---------- Records provided ----------

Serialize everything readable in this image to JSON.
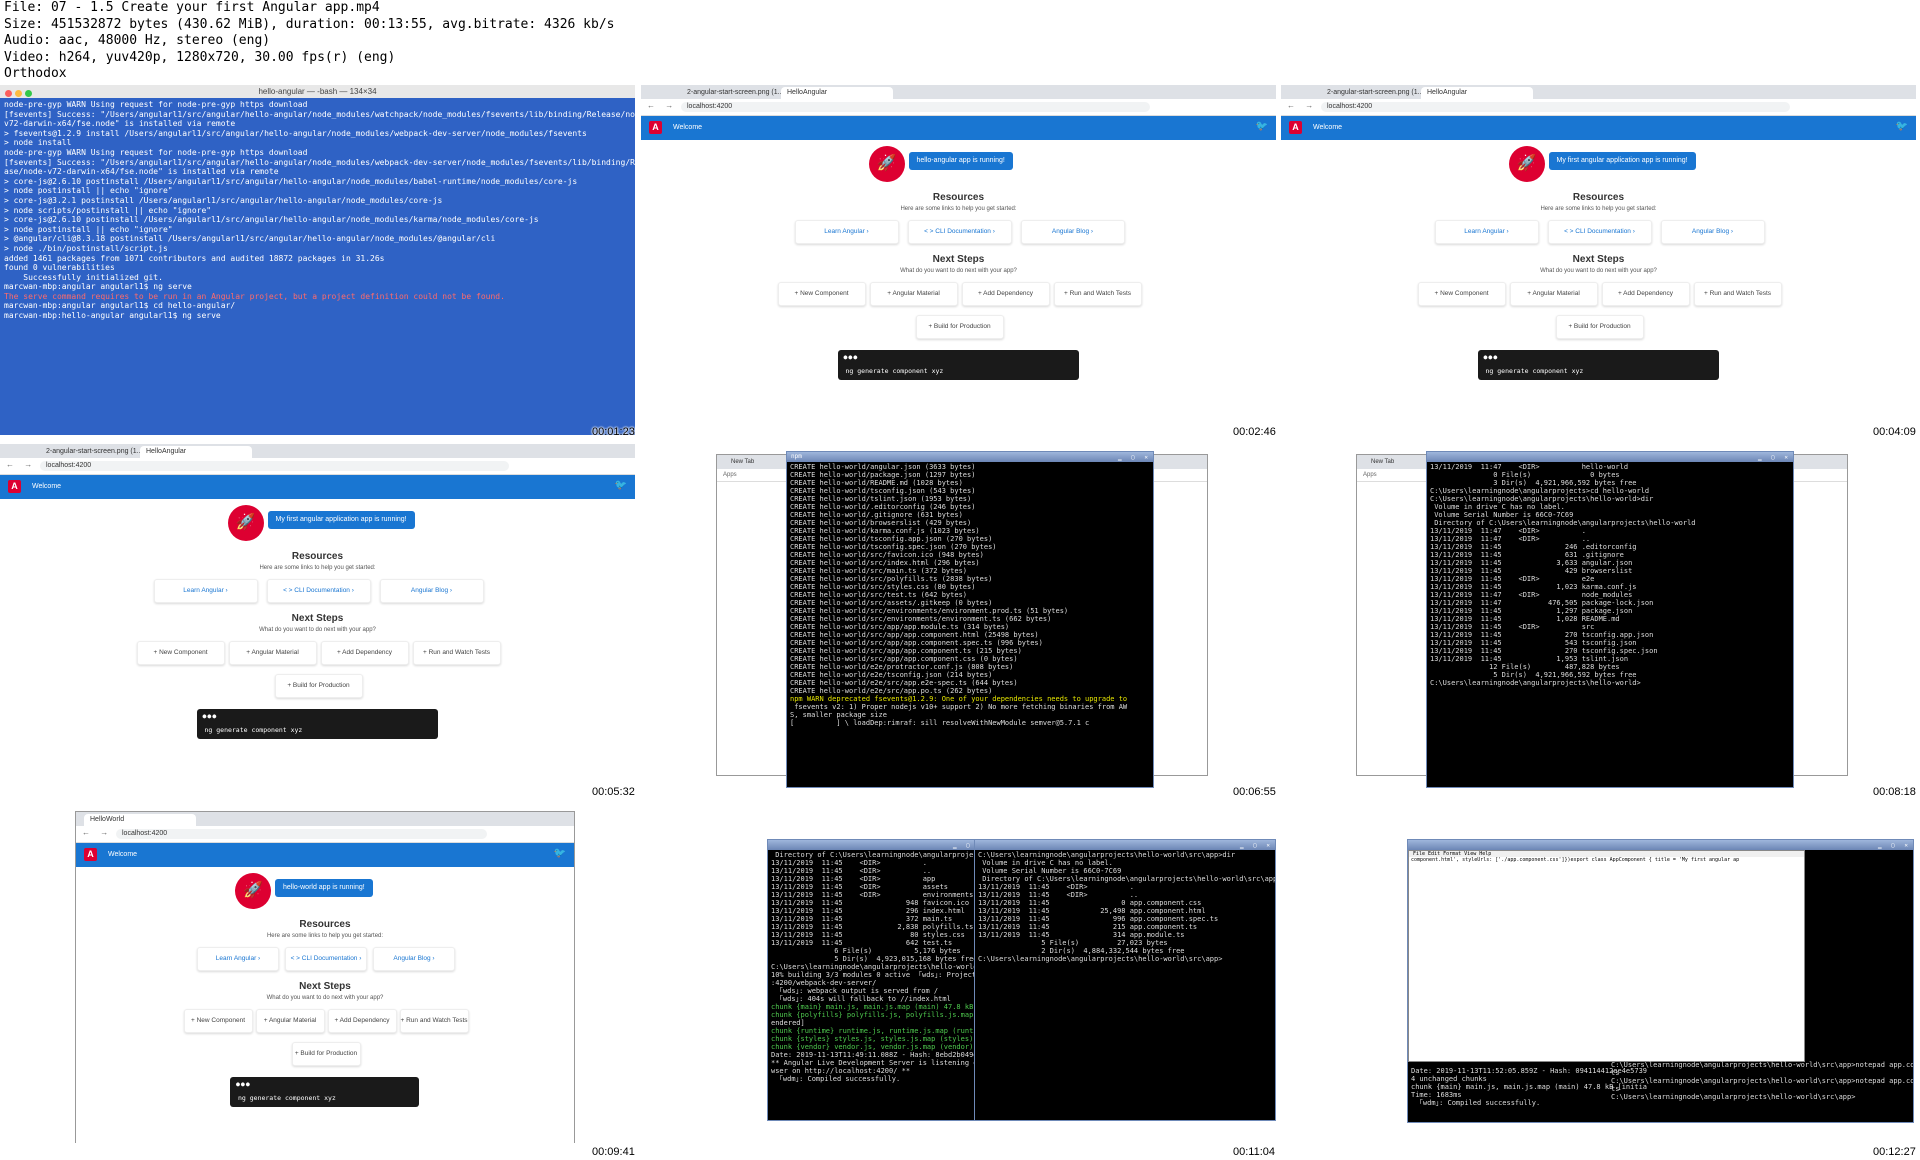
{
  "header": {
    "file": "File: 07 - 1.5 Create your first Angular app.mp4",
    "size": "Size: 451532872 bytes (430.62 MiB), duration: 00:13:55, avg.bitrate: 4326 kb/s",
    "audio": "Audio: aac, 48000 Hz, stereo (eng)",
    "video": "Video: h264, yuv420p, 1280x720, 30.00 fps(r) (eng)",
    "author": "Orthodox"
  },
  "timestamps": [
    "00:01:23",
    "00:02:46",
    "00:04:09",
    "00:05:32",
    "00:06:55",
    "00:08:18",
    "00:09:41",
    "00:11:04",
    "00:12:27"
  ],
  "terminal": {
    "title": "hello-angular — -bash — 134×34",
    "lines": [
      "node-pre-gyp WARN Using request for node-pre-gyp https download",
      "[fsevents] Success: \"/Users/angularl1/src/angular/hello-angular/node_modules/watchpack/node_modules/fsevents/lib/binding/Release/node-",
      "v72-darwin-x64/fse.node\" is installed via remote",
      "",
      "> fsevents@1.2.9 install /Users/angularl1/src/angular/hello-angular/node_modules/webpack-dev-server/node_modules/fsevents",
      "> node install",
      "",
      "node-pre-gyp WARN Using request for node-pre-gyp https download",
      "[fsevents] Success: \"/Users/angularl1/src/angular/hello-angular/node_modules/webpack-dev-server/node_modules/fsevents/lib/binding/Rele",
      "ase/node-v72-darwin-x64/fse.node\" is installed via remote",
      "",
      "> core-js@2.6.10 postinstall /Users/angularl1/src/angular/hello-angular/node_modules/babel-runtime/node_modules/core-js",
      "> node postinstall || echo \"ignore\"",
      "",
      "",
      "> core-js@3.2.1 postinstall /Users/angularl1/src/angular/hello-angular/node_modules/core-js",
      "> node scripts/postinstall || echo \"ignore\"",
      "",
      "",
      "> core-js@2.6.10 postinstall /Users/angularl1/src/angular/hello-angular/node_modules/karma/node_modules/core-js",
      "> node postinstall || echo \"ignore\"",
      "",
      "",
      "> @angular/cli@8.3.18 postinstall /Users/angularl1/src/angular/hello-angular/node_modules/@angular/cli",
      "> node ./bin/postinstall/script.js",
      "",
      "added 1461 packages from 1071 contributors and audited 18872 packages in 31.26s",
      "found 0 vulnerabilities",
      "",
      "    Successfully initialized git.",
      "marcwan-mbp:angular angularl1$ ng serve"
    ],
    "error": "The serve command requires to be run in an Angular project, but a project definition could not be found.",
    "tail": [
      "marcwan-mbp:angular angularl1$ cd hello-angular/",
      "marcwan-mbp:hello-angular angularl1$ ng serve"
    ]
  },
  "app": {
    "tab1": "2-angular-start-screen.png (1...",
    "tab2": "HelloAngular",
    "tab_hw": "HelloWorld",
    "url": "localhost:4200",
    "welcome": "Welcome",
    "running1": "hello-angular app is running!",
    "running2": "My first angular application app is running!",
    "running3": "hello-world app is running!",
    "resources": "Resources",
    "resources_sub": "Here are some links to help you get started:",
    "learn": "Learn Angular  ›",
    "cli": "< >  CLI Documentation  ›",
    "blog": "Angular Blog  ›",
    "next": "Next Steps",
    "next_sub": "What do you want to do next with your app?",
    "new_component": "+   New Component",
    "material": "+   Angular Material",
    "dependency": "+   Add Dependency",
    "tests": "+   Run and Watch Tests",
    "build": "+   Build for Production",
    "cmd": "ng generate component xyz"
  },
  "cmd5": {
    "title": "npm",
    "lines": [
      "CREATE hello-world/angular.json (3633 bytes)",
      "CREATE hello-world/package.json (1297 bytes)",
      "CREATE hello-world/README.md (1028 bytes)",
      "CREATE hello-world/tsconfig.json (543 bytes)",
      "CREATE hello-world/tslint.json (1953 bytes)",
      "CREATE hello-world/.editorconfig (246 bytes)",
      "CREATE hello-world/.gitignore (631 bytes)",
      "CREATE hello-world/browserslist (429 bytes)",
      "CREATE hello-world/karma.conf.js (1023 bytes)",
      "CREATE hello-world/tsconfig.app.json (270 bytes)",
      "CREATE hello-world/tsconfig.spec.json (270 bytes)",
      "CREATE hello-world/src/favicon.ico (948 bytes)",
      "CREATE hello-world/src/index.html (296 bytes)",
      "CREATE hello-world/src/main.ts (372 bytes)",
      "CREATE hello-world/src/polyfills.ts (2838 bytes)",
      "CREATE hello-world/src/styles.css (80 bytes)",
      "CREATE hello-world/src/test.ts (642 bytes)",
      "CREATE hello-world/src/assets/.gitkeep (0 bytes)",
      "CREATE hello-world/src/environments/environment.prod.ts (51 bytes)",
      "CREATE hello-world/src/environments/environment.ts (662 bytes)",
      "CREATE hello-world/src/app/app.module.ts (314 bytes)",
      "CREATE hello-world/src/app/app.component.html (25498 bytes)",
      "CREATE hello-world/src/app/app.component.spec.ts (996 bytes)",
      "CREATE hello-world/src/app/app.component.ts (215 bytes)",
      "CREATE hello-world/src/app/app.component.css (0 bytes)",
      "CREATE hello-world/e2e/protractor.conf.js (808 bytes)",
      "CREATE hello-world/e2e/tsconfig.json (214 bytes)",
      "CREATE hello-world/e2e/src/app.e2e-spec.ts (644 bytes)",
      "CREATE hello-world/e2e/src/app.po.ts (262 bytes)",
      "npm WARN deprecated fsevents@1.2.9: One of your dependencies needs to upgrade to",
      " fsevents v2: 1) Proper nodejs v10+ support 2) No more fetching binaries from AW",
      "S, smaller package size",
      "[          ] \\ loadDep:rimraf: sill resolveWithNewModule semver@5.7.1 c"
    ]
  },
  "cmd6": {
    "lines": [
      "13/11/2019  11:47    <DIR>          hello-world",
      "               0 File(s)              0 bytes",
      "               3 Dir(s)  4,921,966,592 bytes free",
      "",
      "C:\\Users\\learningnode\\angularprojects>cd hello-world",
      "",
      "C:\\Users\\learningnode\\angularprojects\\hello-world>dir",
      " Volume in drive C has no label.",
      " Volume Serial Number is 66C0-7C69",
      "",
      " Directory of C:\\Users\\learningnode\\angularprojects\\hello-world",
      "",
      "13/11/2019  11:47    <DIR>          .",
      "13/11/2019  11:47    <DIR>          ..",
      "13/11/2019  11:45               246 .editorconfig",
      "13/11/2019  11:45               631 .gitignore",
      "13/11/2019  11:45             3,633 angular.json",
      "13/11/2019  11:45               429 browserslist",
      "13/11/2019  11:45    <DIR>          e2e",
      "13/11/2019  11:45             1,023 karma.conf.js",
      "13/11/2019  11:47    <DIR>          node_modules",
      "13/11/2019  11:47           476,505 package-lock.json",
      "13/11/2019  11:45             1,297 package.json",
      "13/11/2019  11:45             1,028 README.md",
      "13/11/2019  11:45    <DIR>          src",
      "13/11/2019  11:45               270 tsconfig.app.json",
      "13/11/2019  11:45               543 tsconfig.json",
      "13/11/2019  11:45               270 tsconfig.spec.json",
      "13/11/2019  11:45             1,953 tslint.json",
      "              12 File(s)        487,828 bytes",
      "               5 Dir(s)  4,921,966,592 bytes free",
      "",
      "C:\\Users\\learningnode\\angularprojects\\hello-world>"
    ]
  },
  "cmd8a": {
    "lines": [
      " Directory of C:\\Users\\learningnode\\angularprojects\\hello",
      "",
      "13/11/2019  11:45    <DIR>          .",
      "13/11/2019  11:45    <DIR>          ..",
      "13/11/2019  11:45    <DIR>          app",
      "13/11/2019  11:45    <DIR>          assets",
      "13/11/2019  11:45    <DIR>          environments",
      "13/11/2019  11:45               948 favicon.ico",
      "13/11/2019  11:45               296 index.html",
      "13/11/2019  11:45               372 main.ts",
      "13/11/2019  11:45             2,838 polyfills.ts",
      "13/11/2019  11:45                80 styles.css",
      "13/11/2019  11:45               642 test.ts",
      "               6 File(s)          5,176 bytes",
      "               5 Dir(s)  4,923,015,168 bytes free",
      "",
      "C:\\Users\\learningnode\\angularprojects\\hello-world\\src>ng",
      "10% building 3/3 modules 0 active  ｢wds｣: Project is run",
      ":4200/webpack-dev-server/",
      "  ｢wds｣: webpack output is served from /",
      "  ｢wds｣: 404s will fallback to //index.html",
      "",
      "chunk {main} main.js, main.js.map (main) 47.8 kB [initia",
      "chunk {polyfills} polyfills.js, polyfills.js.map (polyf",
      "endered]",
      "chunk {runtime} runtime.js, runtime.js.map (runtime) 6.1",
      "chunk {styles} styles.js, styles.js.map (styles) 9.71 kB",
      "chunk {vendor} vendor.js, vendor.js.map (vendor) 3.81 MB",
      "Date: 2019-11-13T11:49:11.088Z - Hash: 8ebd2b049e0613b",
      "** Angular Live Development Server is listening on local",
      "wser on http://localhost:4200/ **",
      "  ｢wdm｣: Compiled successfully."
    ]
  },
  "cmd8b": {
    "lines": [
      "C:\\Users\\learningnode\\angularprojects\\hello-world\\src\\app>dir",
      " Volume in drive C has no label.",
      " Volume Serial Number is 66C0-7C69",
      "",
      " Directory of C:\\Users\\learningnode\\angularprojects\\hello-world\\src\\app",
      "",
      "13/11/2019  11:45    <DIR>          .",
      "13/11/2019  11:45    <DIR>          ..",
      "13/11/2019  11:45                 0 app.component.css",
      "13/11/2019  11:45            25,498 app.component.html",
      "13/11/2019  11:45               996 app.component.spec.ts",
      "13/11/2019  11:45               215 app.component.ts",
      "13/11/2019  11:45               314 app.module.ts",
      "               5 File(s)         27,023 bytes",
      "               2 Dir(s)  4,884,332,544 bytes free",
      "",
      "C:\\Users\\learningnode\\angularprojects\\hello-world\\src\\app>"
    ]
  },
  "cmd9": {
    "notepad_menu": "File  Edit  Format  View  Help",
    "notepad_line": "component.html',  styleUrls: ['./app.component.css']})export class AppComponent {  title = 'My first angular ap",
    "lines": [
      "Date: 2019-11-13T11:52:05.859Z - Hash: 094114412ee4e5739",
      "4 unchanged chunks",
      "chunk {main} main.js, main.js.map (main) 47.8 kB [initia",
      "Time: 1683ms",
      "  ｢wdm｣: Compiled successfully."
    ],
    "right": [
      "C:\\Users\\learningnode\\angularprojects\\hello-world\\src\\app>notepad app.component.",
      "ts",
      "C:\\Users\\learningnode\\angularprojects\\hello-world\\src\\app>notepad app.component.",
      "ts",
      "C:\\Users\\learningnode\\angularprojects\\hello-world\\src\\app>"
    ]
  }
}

----------
---------- Records provided ----------

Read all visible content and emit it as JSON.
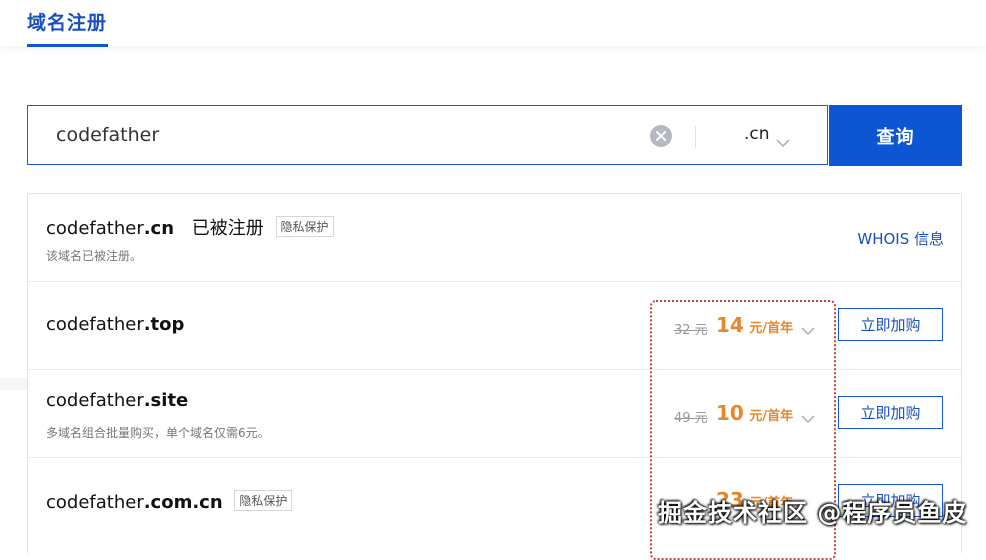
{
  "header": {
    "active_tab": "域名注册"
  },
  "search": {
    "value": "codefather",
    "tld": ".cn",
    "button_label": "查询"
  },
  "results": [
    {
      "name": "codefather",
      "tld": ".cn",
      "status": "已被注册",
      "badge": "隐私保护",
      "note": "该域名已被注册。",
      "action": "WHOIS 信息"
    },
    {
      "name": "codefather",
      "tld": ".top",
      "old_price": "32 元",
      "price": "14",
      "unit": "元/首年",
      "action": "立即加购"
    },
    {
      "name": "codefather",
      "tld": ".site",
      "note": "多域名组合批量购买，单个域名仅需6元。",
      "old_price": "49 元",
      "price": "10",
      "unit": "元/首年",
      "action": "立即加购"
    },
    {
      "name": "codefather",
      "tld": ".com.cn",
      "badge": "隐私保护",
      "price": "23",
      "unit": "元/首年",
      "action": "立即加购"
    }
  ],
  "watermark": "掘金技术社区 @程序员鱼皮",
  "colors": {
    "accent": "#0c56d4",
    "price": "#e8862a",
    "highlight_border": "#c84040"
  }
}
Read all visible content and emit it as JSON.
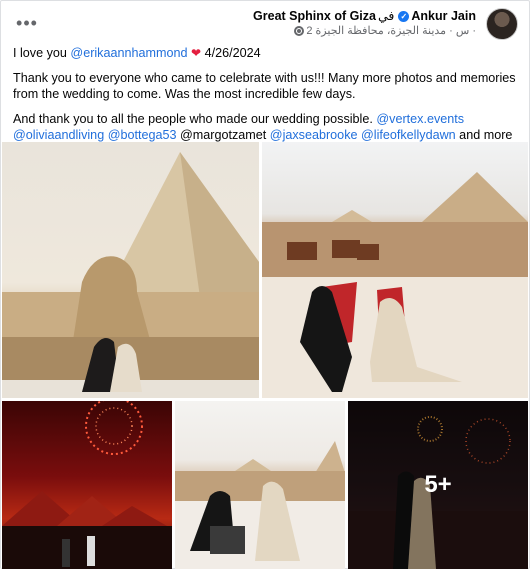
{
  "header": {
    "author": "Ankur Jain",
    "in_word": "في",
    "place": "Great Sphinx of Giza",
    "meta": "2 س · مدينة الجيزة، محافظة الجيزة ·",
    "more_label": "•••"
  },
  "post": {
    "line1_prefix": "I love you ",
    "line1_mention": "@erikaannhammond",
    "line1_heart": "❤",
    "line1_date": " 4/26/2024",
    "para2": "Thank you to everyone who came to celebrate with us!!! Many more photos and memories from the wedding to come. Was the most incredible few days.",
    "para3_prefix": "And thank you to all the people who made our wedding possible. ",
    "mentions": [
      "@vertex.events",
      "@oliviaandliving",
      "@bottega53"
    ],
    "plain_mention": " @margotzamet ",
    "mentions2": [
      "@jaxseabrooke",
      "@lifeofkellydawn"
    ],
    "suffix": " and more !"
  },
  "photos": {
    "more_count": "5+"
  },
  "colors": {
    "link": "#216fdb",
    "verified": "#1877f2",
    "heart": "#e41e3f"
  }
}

----------

• **Problem description**: Return every line above in which the string "free" occurs.

• **Response to the exercise**:
      "               3 Dir(s)  4,921,966,592 bytes free",
      "               5 Dir(s)  4,921,966,592 bytes free",
      "               5 Dir(s)  4,923,015,168 bytes free",
      "               2 Dir(s)  4,884,332,544 bytes free",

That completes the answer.